Actividades.
1) En el texto sobre la crisis forense en México, ¿en qué se han convertido los cuerpos no identificados?
2) Prolonga el texto sobre la crisis forense en México a partir de su última oración.

==== Texto para revisar

Pero la crisis forense no se limita al ámbito de la ciencia. Es también y, sobre todo, una crisis ética. Miles de cadáveres permanecen apilados en cámaras frigoríficas colapsadas, en contenedores improvisados, o incluso en fosas comunes administradas de forma irregular. Se trata de cuerpos que no han sido tratados con el respeto elemental que merece la dignidad humana. Según Levinas, el rostro del otro irrumpe como imperativo ético absoluto: un llamado que impide reducir al ser humano a objeto o cifra. Sin embargo, en México, los cuerpos no identificados han sido convertidos en evidencia, en bulto, en estadística. Son despojados de su singularidad, de su historia, de su nombre.
A ello se suma la incapacidad estructural del Estado para garantizar la investigación criminal que permita reconstruir la cadena causal de las desapariciones. Las fiscalías no han desarrollado metodologías especializadas para investigar este tipo de delitos, las unidades específicas suelen estar saturadas y los procesos de coordinación entre áreas periciales, policiales y ministeriales son extremadamente deficientes. La consecuencia es devastadora: la gran mayoría de los casos permanece impune. Sin verdad criminal ni verdad histórica, las familias viven en una temporalidad suspendida, sin duelo posible, sin cierre, sin horizonte. La desaparición, como forma extrema de violencia, produce un vacío ontológico: destruye la continuidad biográfica tanto de quien desaparece como de quienes le buscan.

========
==== Material de consulta

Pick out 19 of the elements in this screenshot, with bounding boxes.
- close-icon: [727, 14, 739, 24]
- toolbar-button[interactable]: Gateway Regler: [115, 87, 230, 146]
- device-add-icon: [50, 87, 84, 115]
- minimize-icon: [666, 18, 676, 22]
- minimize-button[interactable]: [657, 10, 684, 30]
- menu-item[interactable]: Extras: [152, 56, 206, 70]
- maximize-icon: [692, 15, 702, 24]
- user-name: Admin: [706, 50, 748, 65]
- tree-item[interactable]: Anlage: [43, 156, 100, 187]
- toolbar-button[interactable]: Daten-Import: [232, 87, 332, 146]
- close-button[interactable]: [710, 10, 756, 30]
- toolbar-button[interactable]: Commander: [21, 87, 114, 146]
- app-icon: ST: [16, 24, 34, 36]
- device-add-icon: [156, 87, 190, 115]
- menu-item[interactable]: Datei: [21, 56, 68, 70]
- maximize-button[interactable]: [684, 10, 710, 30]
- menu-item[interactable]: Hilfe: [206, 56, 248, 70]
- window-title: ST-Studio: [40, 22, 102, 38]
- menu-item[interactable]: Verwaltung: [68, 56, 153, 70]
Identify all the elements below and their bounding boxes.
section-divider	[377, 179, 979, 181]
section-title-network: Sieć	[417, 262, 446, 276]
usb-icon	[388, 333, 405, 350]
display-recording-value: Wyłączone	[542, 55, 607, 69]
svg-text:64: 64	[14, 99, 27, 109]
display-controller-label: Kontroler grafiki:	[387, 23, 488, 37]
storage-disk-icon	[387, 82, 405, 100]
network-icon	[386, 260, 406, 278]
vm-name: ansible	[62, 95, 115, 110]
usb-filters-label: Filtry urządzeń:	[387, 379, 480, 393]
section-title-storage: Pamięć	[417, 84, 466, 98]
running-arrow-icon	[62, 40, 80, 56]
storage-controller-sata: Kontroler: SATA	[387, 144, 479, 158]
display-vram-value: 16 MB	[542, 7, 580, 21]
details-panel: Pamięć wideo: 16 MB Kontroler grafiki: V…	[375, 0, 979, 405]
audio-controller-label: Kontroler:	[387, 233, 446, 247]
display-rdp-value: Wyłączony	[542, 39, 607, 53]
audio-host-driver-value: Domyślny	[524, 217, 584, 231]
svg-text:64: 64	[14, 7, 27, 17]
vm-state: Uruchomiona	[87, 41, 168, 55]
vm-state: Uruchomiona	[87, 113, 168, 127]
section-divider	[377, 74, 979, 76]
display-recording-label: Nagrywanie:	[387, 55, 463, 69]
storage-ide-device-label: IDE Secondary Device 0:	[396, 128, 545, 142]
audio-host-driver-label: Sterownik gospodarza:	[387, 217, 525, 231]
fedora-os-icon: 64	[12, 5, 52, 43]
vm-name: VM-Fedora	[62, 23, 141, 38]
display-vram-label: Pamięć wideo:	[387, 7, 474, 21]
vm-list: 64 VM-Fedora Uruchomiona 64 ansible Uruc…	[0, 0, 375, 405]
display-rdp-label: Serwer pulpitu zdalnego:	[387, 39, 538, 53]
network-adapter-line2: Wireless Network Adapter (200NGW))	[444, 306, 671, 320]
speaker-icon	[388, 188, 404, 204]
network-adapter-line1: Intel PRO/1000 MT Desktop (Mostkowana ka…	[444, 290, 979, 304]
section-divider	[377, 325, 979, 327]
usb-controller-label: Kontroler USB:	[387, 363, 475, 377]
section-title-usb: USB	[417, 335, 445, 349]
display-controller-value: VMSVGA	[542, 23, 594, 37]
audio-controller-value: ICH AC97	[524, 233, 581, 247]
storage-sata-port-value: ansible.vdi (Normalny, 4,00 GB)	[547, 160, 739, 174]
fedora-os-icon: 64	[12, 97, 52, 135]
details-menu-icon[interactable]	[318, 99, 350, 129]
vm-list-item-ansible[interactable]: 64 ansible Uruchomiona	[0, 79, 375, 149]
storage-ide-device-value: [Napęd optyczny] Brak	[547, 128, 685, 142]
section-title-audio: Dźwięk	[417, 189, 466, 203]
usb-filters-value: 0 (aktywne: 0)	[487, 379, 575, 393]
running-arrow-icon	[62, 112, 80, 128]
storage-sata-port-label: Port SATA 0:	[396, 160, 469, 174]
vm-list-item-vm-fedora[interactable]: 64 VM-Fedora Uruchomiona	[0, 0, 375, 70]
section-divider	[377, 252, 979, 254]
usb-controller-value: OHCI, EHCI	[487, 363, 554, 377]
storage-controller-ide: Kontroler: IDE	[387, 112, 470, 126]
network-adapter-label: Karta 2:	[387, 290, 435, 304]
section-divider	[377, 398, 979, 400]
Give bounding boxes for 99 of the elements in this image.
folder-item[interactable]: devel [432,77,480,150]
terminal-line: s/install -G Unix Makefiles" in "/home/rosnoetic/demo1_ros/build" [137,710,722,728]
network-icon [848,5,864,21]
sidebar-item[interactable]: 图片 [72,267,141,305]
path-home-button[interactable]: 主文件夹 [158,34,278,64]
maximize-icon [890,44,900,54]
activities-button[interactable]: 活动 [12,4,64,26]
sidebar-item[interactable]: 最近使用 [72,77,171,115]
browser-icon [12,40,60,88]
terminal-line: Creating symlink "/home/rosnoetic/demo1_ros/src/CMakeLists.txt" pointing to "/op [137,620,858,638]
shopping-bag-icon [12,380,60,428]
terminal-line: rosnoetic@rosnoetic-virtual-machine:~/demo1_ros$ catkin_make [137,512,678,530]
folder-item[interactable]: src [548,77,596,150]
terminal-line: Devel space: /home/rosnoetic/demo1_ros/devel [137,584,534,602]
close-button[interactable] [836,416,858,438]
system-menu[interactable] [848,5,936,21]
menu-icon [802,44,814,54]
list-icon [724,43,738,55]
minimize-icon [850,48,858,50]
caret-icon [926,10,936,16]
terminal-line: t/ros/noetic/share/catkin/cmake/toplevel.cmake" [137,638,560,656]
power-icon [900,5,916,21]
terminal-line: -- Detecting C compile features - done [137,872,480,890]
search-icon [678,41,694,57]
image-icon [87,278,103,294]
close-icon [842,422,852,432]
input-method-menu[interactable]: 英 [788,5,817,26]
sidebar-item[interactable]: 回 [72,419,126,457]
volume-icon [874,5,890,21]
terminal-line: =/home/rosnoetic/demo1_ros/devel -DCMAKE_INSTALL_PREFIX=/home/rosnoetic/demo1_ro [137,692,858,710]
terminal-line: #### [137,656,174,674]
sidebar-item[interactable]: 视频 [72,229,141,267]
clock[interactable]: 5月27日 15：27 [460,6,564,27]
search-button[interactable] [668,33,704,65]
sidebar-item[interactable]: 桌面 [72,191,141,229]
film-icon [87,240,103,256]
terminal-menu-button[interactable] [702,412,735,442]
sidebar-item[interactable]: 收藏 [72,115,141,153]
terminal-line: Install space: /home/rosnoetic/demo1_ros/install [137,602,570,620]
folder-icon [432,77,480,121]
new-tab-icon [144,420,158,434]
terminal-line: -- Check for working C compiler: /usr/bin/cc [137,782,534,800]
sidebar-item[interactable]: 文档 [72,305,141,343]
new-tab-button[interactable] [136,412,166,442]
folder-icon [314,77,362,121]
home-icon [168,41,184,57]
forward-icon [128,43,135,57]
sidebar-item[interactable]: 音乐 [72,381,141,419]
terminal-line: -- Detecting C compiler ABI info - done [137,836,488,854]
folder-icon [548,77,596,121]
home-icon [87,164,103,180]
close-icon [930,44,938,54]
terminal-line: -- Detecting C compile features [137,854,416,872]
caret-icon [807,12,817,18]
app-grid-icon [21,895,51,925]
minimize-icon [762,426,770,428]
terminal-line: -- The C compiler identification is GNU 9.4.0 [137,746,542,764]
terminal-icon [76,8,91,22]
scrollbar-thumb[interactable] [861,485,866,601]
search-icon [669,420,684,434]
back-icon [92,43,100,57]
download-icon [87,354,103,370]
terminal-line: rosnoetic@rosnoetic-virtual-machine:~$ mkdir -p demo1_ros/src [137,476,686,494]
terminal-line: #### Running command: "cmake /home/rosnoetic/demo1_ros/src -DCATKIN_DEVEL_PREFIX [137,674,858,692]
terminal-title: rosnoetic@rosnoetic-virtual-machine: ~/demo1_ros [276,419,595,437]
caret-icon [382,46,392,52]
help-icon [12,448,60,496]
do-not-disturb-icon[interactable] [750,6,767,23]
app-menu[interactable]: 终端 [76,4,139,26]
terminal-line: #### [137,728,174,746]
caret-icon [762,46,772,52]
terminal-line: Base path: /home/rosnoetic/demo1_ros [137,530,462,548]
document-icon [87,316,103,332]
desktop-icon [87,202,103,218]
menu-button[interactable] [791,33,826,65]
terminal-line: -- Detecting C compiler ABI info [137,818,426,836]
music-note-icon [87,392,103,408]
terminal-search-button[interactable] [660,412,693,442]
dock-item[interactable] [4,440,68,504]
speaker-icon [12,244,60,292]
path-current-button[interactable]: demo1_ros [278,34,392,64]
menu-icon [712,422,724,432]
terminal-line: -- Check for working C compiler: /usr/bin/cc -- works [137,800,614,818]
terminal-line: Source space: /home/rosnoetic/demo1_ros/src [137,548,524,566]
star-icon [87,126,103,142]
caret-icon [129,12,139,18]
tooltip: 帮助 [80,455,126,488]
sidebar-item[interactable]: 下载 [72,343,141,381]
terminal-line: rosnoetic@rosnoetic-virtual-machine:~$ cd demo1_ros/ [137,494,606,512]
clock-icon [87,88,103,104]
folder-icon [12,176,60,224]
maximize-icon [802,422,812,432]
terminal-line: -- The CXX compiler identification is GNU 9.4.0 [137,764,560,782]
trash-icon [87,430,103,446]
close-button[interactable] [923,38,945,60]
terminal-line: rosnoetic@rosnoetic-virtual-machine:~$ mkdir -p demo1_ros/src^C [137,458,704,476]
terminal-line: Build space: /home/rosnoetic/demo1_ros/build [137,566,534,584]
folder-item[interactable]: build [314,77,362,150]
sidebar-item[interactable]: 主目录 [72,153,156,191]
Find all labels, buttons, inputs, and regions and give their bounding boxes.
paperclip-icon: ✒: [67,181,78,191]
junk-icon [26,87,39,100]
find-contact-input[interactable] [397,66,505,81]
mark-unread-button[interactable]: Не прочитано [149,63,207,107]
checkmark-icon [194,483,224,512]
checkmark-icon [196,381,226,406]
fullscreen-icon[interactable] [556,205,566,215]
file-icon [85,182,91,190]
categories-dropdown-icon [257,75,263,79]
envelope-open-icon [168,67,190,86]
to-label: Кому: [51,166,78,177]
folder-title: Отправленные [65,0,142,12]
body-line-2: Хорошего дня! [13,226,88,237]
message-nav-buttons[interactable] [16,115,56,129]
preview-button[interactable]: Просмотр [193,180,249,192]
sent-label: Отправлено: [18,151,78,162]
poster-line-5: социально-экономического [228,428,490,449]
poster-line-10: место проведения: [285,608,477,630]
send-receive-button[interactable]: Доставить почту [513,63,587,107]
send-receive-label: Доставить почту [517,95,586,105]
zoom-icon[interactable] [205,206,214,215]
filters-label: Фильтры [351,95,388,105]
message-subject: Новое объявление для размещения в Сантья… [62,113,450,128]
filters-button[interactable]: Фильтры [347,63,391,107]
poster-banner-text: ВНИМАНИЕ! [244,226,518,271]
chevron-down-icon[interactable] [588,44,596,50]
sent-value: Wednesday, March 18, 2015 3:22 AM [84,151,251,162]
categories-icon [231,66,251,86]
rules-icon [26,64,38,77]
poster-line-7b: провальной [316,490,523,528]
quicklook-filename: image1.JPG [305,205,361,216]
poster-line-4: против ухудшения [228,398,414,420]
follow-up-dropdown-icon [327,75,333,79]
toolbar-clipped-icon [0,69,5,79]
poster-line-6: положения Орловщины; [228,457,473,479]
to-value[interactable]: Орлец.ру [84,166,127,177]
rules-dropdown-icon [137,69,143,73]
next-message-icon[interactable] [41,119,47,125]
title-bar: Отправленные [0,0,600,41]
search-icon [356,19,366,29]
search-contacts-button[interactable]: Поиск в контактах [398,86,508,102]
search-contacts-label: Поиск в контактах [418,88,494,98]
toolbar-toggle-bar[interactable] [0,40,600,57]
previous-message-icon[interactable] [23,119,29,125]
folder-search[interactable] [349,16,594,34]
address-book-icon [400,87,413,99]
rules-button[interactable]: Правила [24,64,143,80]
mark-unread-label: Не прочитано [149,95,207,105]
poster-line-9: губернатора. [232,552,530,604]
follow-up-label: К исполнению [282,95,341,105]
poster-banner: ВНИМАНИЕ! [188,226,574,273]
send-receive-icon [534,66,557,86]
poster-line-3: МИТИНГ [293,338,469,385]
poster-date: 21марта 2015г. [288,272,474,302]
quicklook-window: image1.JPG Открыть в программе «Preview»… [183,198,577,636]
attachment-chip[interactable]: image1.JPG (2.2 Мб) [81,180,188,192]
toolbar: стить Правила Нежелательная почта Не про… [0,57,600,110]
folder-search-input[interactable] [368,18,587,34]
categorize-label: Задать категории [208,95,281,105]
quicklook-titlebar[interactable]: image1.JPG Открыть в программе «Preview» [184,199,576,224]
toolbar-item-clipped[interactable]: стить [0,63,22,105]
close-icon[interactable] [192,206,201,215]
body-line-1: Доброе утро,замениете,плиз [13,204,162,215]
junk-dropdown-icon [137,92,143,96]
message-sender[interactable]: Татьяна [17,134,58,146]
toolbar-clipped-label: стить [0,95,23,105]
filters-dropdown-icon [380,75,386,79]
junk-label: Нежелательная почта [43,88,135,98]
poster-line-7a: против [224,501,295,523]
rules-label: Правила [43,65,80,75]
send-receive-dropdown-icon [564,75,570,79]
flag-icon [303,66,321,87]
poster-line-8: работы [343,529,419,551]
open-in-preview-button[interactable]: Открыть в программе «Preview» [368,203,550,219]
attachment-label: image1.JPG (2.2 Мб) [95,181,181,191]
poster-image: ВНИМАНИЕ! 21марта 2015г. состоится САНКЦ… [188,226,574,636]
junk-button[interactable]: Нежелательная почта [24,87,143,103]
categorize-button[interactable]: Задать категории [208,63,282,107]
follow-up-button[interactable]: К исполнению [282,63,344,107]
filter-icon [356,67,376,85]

========

Resultados del ejercicio.
1) En evidencia, en bulto, en estadística.

2)
Finalmente, la crisis forense expresa la incapacidad de las autoridades para garantizar la no repetición. Cada año, el número de personas desaparecidas aumenta; cada año se registran cifras históricas; cada año se acumulan más restos sin identificar. La prevención, como dimensión central del derecho a la no repetición, ha sido prácticamente inexistente. Esta realidad debe interpretarse como el síntoma de un Estado fracturado en su capacidad de producir orden legítimo; pues la violencia ya no aparece como excepción, sino como forma ordinaria de regulación social impuesta por actores armados que disputan al Estado, no solo el control territorial, sino la definición del valor de la vida humana. La crisis forense revela que el Estado ha perdido, de manera alarmante, su rol de garante último del vínculo social.
Frente a ello, la filosofía levinasiana del rostro ofrece un horizonte ético imprescindible. Cada persona desaparecida, cada cuerpo sin identificar, recuerda al Estado y a la sociedad que su primera obligación es responder a la vulnerabilidad absoluta del otro. El rostro exige reconocimiento, nombre, memoria, restitución. En la medida en que México no sea capaz de reconstruir sus instituciones forenses, fortalecer la búsqueda, profesionalizar la investigación y establecer mecanismos de verdad, seguirá fallando respecto del fundamento mismo de su vida colectiva.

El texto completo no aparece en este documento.